▶ **TASK**
Search the material below for the string "title" and extract each line that has it.

#### DATASET ENTRIES

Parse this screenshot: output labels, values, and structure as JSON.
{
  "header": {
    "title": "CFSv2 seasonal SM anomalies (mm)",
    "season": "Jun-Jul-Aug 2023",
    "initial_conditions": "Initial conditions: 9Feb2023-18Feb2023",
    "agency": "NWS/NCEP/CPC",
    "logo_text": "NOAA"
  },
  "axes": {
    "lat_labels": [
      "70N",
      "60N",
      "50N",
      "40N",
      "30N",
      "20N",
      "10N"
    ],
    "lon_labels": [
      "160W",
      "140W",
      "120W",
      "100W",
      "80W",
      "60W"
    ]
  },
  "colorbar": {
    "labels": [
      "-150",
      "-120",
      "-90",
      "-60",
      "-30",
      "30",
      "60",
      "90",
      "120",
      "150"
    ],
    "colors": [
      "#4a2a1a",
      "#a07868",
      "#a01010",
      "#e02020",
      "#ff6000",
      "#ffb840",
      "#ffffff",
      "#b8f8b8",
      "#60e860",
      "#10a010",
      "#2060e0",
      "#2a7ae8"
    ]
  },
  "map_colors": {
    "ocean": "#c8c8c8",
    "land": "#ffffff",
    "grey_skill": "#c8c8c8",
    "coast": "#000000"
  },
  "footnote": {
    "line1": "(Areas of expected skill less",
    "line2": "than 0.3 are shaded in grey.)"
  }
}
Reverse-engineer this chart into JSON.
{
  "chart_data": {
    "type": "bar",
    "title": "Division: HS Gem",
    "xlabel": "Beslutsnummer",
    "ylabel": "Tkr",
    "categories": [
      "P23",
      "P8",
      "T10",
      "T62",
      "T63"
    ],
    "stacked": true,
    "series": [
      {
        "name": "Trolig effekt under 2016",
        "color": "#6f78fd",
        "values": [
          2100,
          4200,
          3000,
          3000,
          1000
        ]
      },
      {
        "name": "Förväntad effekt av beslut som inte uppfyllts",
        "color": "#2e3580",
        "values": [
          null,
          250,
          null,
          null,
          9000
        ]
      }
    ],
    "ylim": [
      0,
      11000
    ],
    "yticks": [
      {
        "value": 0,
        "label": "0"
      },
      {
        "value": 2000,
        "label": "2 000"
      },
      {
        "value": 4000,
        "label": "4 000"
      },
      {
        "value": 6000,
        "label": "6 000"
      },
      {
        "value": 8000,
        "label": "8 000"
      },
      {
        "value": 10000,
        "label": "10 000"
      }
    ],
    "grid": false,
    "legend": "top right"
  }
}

########

▶ **REPLY**
    "title": "CFSv2 seasonal SM anomalies (mm)",
    "title": "Division: HS Gem",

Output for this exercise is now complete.